Gather each line containing the string "MILNA" from these entries.

***** Dataset rows

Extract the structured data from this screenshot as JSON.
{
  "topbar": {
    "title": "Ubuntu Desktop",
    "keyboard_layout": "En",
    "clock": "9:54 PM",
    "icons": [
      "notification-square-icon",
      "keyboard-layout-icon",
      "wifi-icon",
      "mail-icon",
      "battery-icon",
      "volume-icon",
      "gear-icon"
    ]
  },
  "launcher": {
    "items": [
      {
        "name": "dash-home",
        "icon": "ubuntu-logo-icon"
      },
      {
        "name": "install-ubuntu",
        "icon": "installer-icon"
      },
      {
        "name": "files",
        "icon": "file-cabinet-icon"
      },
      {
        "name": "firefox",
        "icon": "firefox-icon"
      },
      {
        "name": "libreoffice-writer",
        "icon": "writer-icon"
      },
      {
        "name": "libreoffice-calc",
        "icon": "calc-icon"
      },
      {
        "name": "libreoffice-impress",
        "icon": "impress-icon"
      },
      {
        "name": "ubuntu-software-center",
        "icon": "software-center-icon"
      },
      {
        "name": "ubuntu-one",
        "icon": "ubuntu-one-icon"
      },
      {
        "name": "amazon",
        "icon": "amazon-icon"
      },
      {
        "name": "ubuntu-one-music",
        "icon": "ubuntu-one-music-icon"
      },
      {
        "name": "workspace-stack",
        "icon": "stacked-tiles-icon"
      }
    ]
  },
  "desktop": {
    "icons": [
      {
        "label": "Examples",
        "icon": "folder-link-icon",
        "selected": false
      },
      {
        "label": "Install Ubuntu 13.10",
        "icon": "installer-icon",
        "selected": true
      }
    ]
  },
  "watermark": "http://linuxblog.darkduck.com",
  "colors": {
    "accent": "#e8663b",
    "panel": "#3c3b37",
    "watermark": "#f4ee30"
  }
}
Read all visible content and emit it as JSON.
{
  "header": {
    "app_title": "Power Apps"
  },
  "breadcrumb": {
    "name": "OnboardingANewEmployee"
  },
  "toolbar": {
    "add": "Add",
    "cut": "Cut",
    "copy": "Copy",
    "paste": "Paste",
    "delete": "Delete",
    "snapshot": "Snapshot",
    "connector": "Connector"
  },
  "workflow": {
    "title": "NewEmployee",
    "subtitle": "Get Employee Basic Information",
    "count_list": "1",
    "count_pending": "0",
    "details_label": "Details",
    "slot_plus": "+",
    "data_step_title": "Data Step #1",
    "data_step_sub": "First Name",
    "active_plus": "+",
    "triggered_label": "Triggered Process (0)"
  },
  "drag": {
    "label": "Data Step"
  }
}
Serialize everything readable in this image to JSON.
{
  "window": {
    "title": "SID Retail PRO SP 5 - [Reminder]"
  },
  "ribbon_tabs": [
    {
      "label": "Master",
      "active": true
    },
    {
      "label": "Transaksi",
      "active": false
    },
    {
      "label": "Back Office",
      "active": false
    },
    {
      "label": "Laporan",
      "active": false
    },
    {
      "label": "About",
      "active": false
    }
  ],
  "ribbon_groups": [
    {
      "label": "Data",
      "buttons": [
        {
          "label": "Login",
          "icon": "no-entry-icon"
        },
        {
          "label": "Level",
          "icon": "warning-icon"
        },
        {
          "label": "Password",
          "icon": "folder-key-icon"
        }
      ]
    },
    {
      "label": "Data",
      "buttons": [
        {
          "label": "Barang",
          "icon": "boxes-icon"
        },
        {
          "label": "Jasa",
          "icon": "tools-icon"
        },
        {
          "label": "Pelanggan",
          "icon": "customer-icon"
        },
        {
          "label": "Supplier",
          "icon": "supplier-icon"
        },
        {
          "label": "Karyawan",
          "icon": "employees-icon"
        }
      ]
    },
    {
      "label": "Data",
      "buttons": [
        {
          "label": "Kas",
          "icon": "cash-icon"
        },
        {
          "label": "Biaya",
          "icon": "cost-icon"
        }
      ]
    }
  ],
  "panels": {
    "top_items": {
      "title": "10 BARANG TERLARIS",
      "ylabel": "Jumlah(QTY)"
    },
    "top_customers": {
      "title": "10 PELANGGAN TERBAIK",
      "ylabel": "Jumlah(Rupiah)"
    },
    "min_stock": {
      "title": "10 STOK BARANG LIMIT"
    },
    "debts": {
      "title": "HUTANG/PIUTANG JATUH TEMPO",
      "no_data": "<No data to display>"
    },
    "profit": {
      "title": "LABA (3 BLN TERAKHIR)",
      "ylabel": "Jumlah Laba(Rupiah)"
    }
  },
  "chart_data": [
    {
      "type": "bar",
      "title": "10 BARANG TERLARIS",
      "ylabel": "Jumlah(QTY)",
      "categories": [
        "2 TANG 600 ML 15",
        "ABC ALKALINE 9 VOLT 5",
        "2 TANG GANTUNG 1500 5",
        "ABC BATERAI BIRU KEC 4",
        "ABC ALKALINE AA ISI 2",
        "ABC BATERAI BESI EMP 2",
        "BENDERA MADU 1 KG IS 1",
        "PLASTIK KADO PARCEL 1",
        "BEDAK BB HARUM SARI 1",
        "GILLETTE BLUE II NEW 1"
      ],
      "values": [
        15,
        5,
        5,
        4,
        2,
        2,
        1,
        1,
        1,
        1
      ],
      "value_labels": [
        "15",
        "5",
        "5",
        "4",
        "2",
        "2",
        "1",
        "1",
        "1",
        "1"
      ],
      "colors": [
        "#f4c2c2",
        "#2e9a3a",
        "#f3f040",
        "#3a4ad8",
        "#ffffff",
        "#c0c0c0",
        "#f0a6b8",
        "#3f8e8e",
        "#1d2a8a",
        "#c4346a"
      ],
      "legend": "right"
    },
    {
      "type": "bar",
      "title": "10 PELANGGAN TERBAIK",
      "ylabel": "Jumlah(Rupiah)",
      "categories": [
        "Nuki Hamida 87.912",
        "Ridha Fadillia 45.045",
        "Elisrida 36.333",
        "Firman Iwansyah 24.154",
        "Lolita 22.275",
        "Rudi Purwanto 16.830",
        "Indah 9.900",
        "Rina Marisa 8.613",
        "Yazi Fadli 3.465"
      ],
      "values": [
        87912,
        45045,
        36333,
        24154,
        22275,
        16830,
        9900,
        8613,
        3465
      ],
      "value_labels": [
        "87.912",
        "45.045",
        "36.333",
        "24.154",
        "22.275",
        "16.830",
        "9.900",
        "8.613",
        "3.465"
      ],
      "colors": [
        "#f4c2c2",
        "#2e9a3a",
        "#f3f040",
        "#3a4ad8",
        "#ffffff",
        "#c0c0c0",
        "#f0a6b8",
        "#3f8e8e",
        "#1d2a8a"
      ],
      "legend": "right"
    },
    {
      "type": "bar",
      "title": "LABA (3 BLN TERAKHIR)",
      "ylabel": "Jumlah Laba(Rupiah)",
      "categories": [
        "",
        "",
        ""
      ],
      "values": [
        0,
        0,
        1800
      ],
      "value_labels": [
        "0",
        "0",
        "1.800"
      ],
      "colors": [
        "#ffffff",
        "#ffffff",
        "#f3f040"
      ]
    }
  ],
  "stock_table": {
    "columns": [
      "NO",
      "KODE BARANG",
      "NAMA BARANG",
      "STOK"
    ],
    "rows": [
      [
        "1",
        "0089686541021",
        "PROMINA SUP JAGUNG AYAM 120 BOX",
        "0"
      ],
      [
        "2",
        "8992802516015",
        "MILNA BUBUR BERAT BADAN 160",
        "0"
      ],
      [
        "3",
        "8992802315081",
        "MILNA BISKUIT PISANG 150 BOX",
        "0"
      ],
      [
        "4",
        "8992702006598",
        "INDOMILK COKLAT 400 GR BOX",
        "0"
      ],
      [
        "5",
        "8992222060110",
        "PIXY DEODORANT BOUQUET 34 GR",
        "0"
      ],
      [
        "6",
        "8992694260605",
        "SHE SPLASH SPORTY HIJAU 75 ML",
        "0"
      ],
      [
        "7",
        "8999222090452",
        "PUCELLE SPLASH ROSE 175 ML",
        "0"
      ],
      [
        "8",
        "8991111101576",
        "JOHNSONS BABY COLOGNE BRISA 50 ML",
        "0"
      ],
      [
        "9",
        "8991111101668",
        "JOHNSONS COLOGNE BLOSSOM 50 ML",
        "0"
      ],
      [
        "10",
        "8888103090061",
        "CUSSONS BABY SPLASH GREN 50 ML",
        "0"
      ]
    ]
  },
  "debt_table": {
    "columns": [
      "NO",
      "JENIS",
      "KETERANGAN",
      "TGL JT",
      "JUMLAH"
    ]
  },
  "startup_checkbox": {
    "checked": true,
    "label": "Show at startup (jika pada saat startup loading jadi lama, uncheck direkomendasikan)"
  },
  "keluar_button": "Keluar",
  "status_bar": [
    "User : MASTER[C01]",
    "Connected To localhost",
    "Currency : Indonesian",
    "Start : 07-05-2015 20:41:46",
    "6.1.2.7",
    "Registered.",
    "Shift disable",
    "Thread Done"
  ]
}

**********

■ Answer to the exercise:
        "MILNA BUBUR BERAT BADAN 160",
        "MILNA BISKUIT PISANG 150 BOX",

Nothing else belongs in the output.